** START DOCUMENT EXTRACT **
You did a v useful before and after IPA wipedown. What does the IPA actually do and would givng a car a foaming have a similar effect. in short is the IPA stage important in your opinion?


----------



## Jorge (Oct 12, 2009)

What it was and what did you achived....:doublesho,

That finish is...:argie:

Best regards.


----------



## spursfan (Aug 4, 2009)

Stunning, thats all i can say!!:thumb:


----------



## BRABUS R230 (Apr 30, 2010)

A great job, what a transformation!


----------



## 2oh6 (Apr 23, 2009)

Great job mate! Really like it


----------



## Gleammachine (Sep 8, 2007)

rds1985 said:


> absolute disgrace that car was once you'd stripped the paint-great job Rob one quick Q if you don't mind.
> 
> You did a v useful before and after IPA wipedown. What does the IPA actually do and would givng a car a foaming have a similar effect. in short is the IPA stage important in your opinion?


The IPA stage removes any oils masking defects and prepares the surface well before the wax or sealant application.

You can machine polish an area and under lighting it may look spot on, this is sometimes due to the polishing oils filling the light defects, an IPA wipedown after each set of polishing will show the true finish by removing any oil.


----------



## Derek Mc (Jun 27, 2006)

What a fabulous post, I find these so useful as I plan and re-plan my own car correction I need as many of these at this detail as possible!


----------



## lock974 (Sep 16, 2008)

Great work on a stunning Aston. Well done.


----------



## Carlo86 (Apr 21, 2010)

Great work!
beautiful car...


----------



## Reds (Jan 14, 2009)

You fussy bugger Rob. There was nothing wrong with it before you started 

I don't know what it is with AM. There is a large AM dealership in Exeter and I nearly cried when I saw the paintwork on their cars. I've spoken to them about the possibilty of turning a few of them around. Just out of interest, what was the total turnaround time on this one?

Cracking result BTW :thumb:


----------



## Auto Detox (Dec 22, 2007)

Looks lovely mate, typical dealer attitude that reply

Baz


----------



## tamandlee (Mar 14, 2010)

hi, as be said before that looked stunning when finished!! My question though is; how did you get the wax etc off prior to the machine polishing as I cant seem to find an answer myself. Is it the IPA to remove it as well as the polisher oils?
** END DOCUMENT EXTRACT **
WORK INSTRUCTIONS - Rewrite the car detailing thread from "## Gleammachine (Sep" to "or sealant application.", putting "isopropyl alcohol" wherever "IPA" appears.
** START DATASET CONTENT **
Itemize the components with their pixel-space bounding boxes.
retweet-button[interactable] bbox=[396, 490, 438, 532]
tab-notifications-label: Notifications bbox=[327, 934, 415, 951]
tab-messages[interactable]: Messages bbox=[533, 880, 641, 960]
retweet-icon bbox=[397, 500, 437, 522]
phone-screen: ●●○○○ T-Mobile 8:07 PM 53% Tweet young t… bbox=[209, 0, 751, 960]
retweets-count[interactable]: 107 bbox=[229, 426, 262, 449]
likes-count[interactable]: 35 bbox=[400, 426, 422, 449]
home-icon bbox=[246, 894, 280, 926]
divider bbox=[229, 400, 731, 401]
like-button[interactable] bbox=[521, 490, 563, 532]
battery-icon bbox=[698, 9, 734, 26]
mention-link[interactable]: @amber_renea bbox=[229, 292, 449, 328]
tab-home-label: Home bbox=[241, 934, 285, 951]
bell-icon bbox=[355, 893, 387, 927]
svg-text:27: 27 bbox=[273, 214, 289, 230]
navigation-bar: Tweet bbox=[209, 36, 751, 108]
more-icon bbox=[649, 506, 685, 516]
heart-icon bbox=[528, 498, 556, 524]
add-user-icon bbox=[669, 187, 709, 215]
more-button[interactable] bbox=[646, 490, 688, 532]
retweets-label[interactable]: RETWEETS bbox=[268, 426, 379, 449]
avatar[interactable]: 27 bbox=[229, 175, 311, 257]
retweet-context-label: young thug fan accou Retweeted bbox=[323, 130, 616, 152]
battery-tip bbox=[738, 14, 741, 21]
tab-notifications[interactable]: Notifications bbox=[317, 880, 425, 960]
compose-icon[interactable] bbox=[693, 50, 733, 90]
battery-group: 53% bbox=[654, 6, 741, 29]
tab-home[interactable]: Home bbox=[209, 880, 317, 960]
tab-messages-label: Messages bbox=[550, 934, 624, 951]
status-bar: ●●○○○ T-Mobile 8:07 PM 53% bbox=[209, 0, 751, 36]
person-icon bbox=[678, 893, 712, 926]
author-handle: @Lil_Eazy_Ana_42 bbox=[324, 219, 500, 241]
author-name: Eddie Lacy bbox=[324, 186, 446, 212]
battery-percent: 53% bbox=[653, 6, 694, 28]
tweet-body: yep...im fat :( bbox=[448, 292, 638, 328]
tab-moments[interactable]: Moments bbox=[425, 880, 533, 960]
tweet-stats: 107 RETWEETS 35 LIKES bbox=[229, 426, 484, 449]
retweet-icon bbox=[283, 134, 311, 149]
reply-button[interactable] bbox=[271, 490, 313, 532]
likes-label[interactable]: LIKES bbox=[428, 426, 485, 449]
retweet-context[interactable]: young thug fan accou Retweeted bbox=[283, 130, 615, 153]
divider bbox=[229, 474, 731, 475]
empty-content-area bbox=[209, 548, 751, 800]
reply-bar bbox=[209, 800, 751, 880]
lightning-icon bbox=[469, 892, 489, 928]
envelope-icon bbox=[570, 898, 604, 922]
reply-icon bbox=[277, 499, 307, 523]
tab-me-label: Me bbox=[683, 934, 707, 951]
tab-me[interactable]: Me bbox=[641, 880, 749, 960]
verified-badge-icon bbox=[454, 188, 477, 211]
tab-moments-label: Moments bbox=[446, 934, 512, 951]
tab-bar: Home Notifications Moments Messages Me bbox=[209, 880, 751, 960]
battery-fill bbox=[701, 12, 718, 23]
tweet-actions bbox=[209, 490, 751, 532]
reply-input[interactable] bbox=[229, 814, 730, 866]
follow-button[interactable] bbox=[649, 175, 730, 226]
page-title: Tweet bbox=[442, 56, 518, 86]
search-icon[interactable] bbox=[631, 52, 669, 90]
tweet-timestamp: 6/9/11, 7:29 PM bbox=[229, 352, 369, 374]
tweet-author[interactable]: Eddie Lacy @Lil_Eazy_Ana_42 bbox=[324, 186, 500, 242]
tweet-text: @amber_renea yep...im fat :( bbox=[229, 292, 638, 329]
** END DATASET CONTENT **
RESULT BELOW -
## Gleammachine (Sep 8, 2007)

rds1985 said:


> absolute disgrace that car was once you'd stripped the paint-great job Rob one quick Q if you don't mind.
> 
> You did a v useful before and after isopropyl alcohol wipedown. What does the isopropyl alcohol actually do and would givng a car a foaming have a similar effect. in short is the isopropyl alcohol stage important in your opinion?


The isopropyl alcohol stage removes any oils masking defects and prepares the surface well before the wax or sealant application.